• [Work required]
List all the lines in these records that hold "นาคม".

• [Source data]
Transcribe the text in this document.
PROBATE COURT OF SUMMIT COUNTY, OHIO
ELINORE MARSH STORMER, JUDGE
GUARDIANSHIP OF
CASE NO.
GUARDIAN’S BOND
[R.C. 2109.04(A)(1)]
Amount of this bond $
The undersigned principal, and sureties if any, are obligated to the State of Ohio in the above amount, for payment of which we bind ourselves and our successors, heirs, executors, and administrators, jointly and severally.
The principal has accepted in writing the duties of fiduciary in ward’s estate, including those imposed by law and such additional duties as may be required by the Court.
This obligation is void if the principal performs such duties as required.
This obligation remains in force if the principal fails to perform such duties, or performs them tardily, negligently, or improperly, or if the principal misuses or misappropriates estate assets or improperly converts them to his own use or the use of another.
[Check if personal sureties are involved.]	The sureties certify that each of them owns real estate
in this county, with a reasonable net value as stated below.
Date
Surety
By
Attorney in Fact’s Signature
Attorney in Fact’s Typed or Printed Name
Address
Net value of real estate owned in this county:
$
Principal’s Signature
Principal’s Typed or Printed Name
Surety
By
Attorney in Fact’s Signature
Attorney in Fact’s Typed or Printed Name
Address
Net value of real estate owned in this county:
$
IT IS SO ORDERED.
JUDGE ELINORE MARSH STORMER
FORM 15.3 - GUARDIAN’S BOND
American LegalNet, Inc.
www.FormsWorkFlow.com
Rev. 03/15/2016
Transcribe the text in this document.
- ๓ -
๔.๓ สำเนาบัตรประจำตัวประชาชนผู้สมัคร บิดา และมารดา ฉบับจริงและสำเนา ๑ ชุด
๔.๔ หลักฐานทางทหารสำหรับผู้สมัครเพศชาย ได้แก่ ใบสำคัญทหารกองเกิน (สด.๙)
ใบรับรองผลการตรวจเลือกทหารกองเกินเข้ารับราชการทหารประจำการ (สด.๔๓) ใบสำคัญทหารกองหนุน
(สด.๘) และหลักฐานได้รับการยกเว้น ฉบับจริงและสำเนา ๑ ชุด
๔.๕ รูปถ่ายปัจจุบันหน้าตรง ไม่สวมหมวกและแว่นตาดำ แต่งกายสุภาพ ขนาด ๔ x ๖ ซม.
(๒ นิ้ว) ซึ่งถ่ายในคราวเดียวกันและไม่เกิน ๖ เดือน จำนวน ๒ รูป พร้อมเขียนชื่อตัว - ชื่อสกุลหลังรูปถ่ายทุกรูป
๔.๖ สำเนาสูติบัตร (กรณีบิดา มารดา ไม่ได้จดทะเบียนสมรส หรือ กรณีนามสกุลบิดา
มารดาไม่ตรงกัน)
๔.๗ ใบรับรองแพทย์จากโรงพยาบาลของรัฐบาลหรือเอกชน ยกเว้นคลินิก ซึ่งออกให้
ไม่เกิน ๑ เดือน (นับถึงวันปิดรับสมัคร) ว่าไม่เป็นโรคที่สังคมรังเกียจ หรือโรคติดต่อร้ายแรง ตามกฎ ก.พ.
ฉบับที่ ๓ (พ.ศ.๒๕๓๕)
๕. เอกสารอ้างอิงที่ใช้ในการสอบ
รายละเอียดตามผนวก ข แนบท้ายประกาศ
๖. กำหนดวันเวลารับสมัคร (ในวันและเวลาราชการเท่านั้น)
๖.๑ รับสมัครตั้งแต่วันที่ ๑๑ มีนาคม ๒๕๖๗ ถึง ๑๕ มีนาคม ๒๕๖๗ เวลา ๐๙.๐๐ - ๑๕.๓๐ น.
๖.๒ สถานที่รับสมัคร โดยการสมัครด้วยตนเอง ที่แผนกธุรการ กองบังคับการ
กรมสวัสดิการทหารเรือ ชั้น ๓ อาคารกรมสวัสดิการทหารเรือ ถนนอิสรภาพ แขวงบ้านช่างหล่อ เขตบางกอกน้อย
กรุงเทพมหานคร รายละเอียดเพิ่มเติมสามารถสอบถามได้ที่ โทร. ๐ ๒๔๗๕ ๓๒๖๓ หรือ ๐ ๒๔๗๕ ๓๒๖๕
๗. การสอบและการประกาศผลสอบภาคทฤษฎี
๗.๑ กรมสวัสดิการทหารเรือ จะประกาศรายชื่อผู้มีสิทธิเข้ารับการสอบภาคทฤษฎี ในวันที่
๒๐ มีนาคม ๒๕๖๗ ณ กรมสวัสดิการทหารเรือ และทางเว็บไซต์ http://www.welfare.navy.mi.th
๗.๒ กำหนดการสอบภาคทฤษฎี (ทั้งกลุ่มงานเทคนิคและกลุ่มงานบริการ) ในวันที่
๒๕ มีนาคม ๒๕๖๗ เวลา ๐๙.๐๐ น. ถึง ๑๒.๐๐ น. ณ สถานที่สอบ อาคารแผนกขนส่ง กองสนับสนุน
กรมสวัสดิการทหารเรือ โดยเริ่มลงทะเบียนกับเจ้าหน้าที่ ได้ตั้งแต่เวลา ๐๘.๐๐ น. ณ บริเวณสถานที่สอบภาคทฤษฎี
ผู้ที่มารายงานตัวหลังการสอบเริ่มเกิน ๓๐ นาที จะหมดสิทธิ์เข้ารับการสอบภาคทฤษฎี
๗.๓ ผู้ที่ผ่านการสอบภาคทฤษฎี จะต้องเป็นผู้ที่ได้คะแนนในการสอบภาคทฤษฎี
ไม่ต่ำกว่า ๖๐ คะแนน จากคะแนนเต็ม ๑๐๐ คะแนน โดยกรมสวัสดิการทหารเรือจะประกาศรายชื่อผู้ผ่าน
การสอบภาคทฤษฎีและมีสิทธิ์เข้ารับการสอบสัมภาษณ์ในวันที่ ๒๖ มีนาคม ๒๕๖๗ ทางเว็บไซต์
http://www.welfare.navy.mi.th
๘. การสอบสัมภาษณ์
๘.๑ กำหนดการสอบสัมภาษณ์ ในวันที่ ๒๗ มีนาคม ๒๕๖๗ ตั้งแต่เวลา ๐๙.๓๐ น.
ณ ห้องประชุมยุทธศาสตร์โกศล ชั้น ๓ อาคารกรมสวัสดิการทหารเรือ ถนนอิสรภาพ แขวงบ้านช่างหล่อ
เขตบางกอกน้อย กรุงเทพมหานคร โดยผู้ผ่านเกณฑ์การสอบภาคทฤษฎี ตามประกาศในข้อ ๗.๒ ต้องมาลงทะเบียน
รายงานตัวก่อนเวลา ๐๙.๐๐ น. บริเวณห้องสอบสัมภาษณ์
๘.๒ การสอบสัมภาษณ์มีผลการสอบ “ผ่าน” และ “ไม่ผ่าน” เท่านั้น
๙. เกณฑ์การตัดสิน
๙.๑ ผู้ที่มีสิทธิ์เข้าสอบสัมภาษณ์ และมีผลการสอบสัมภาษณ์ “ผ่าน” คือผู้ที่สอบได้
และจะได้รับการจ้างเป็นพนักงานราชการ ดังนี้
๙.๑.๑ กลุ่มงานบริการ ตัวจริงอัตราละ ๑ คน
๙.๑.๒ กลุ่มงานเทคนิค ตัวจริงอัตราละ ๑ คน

• [Exercise result]
๖.๑ รับสมัครตั้งแต่วันที่ ๑๑ มีนาคม ๒๕๖๗ ถึง ๑๕ มีนาคม ๒๕๖๗ เวลา ๐๙.๐๐ - ๑๕.๓๐ น.
๒๐ มีนาคม ๒๕๖๗ ณ กรมสวัสดิการทหารเรือ และทางเว็บไซต์ http://www.welfare.navy.mi.th
๒๕ มีนาคม ๒๕๖๗ เวลา ๐๙.๐๐ น. ถึง ๑๒.๐๐ น. ณ สถานที่สอบ อาคารแผนกขนส่ง กองสนับสนุน
การสอบภาคทฤษฎีและมีสิทธิ์เข้ารับการสอบสัมภาษณ์ในวันที่ ๒๖ มีนาคม ๒๕๖๗ ทางเว็บไซต์
๘.๑ กำหนดการสอบสัมภาษณ์ ในวันที่ ๒๗ มีนาคม ๒๕๖๗ ตั้งแต่เวลา ๐๙.๓๐ น.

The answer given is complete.